>> begin Records provided

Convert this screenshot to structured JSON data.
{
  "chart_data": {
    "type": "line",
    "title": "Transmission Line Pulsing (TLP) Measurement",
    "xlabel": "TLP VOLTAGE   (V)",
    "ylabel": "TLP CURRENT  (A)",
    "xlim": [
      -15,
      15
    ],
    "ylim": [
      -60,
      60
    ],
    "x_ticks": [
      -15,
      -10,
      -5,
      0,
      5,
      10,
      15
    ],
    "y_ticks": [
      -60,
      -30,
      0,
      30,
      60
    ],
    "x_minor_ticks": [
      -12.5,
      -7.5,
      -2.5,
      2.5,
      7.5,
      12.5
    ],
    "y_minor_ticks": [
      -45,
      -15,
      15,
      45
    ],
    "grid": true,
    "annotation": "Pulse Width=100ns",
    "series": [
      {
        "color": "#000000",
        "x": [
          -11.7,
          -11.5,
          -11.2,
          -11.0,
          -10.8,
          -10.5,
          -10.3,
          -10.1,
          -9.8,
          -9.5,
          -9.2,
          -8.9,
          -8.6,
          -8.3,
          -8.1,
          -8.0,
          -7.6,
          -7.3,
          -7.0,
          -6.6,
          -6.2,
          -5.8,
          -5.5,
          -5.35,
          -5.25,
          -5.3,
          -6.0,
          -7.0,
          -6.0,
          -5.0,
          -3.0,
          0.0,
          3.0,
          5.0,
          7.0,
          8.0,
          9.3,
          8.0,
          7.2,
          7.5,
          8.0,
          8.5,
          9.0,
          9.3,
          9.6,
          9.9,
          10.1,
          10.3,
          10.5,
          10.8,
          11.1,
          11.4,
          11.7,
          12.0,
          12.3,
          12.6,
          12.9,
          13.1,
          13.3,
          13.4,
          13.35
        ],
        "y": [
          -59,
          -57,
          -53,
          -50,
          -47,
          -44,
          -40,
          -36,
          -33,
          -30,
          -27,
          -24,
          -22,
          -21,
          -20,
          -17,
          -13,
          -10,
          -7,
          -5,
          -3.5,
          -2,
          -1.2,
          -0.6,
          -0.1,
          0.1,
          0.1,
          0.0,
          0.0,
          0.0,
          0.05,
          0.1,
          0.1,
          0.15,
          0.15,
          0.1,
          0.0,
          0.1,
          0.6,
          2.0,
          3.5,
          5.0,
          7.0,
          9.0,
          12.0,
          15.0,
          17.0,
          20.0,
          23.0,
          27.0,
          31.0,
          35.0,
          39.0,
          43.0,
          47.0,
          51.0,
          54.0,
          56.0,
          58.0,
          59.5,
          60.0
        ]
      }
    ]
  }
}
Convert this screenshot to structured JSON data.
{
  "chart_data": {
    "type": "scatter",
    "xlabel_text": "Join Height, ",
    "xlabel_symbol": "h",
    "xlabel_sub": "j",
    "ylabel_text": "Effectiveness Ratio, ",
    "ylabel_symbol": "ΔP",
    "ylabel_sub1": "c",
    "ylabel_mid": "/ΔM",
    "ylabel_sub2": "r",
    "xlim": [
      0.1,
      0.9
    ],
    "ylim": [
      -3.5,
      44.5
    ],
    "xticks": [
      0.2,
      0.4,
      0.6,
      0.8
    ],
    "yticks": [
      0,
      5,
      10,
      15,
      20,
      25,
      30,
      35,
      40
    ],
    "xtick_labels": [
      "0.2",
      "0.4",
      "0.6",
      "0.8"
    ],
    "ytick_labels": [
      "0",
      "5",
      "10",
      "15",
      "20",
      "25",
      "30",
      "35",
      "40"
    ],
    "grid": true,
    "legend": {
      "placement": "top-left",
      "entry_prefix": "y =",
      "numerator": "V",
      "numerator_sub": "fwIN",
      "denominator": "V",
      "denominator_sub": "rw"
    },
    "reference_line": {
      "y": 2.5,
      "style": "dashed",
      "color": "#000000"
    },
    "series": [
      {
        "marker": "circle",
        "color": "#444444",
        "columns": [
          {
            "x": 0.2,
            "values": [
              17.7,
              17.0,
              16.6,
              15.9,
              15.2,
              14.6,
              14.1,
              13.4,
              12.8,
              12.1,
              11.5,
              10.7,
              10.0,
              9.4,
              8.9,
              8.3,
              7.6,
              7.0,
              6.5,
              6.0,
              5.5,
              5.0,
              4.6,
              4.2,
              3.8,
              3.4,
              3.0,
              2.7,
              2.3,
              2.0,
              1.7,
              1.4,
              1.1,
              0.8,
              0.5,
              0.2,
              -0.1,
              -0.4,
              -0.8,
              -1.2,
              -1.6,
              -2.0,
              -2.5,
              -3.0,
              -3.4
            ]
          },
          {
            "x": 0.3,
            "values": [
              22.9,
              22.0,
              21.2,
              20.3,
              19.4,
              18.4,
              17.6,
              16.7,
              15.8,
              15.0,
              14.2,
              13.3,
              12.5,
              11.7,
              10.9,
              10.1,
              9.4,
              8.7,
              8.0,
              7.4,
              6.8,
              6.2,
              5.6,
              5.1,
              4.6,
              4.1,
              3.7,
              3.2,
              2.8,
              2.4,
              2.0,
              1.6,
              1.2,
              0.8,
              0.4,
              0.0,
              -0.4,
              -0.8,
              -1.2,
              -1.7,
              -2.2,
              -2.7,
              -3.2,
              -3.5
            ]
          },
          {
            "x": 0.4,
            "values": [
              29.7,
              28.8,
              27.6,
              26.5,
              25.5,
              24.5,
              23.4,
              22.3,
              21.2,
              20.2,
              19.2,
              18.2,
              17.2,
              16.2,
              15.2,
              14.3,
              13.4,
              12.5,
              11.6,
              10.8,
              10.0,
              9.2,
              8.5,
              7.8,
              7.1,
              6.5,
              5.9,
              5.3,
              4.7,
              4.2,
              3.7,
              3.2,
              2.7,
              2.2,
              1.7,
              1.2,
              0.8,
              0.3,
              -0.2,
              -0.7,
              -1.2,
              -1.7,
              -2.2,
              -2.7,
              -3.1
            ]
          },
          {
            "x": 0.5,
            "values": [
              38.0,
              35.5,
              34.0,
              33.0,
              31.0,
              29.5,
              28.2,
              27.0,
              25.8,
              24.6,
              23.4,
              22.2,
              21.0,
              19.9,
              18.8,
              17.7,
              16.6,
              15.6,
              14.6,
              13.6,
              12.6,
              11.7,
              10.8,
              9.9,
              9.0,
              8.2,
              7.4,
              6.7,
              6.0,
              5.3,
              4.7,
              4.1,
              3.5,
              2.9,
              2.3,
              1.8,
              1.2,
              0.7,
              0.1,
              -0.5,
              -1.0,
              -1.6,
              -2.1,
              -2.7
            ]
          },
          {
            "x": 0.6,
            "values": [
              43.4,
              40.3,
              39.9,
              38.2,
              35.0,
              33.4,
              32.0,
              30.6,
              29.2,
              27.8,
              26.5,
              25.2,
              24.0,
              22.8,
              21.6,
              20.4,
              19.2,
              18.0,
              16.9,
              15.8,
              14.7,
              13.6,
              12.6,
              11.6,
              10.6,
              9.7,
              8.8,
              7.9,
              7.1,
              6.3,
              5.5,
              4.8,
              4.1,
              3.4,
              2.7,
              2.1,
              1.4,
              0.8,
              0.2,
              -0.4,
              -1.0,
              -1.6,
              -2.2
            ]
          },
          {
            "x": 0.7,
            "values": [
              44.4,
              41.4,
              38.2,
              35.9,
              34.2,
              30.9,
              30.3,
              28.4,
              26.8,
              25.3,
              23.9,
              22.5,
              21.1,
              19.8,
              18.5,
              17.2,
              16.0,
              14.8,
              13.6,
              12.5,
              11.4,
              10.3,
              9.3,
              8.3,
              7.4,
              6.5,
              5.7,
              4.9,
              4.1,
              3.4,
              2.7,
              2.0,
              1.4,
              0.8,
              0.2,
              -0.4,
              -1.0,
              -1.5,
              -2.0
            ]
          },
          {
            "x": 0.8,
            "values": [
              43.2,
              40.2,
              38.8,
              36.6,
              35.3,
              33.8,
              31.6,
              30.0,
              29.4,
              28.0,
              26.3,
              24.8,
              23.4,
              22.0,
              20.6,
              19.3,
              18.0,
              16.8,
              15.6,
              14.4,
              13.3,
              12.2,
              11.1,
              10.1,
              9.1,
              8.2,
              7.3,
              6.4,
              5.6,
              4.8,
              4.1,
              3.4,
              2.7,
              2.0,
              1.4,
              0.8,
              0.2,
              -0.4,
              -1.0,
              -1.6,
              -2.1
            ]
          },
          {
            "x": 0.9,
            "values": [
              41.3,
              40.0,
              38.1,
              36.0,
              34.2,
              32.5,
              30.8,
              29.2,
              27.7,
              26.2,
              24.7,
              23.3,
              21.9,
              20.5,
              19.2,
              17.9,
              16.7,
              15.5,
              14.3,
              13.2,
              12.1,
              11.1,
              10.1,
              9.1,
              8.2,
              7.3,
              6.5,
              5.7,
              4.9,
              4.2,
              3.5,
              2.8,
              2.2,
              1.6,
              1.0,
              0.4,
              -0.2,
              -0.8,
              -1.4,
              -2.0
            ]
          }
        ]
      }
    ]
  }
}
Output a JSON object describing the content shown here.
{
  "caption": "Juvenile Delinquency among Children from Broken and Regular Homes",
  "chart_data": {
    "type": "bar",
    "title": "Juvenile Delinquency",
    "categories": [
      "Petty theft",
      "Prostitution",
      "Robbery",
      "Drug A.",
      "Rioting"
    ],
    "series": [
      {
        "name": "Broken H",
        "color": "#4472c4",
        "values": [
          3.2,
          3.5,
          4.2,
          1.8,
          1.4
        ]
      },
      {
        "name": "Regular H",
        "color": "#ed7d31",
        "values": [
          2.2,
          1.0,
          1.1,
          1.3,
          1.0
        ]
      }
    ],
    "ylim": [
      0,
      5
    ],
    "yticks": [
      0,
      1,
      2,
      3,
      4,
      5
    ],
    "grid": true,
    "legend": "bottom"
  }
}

>> end Records provided

- [What is required] Whichever lines contain the string "title", select and copy them.

- [The result]
    "title": "Transmission Line Pulsing (TLP) Measurement",
    "title": "Juvenile Delinquency",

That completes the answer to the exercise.